* _STATED EXERCISE_:
Output the material word for word. Leave each picture out.

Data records
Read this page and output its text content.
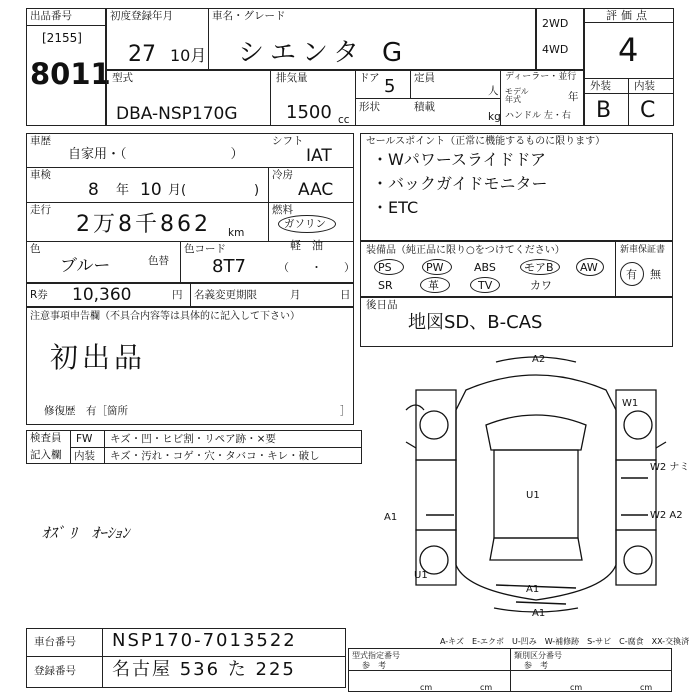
出品番号
[2155]
8011
初度登録年月
27 10月
車名・グレード
シエンタ G
2WD
4WD
評価点
4
外装 内装
B C
型式
DBA-NSP170G
排気量
1500 cc
ドア 5 定員
人
形状	積載
kg
ディーラー・並行
モデル年式	年
ハンドル 左・右
車歴
自家用・（　　　　　　　　）
シフト
IAT
車検
8 年 10 月(	)
冷房
AAC
走行
2万8千862 km
燃料
ガソリン
軽　油
（　　・　　）
色
ブルー	色替
色コード
8T7
R券 10,360	円 名義変更期限	月	日
注意事項申告欄（不具合内容等は具体的に記入して下さい）
初出品
修復歴　有［箇所	］
セールスポイント（正常に機能するものに限ります）
・Wパワースライドドア
・バックガイドモニター
・ETC
装備品（純正品に限り○をつけてください）	新車保証書
PS	PW	ABS	モアB AW
SR	革	TV	カワ
有 無
後日品
地図SD、B-CAS
検査員
記入欄
FW キズ・凹・ヒビ割・リペア跡・×要
内装 キズ・汚れ・コゲ・穴・タバコ・キレ・破し
ｵｽﾞ ﾘ　ｵｰｼｮﾝ
A2
U1
W1
W2 ナミ
W2 A2
A1
U1
A1
A1
A-キズ　E-エクボ　U-凹み　W-補修跡　S-サビ　C-腐食　XX-交換済
車台番号 NSP170-7013522
登録番号 名古屋 536 た 225
型式指定番号
参　考
類別区分番号
参　考
cm	cm	cm
cm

* _SOLUTION FOR THIS EXERCISE_:
Read this page and output its text content.
出品番号
[2155]
8011
初度登録年月
27 10月
車名・グレード
シエンタ G
2WD
4WD
評価点
4
外装 内装
B C
型式
DBA-NSP170G
排気量
1500 cc
ドア 5 定員
人
形状	積載
kg
ディーラー・並行
モデル年式	年
ハンドル 左・右
車歴
自家用・（　　　　　　　　）
シフト
IAT
車検
8 年 10 月(	)
冷房
AAC
走行
2万8千862 km
燃料
ガソリン
軽　油
（　　・　　）
色
ブルー	色替
色コード
8T7
R券 10,360	円 名義変更期限	月	日
注意事項申告欄（不具合内容等は具体的に記入して下さい）
初出品
修復歴　有［箇所	］
セールスポイント（正常に機能するものに限ります）
・Wパワースライドドア
・バックガイドモニター
・ETC
装備品（純正品に限り○をつけてください）	新車保証書
PS	PW	ABS	モアB AW
SR	革	TV	カワ
有 無
後日品
地図SD、B-CAS
検査員
記入欄
FW キズ・凹・ヒビ割・リペア跡・×要
内装 キズ・汚れ・コゲ・穴・タバコ・キレ・破し
ｵｽﾞ ﾘ　ｵｰｼｮﾝ
A2
U1
W1
W2 ナミ
W2 A2
A1
U1
A1
A1
A-キズ　E-エクボ　U-凹み　W-補修跡　S-サビ　C-腐食　XX-交換済
車台番号 NSP170-7013522
登録番号 名古屋 536 た 225
型式指定番号
参　考
類別区分番号
参　考
cm	cm	cm
cm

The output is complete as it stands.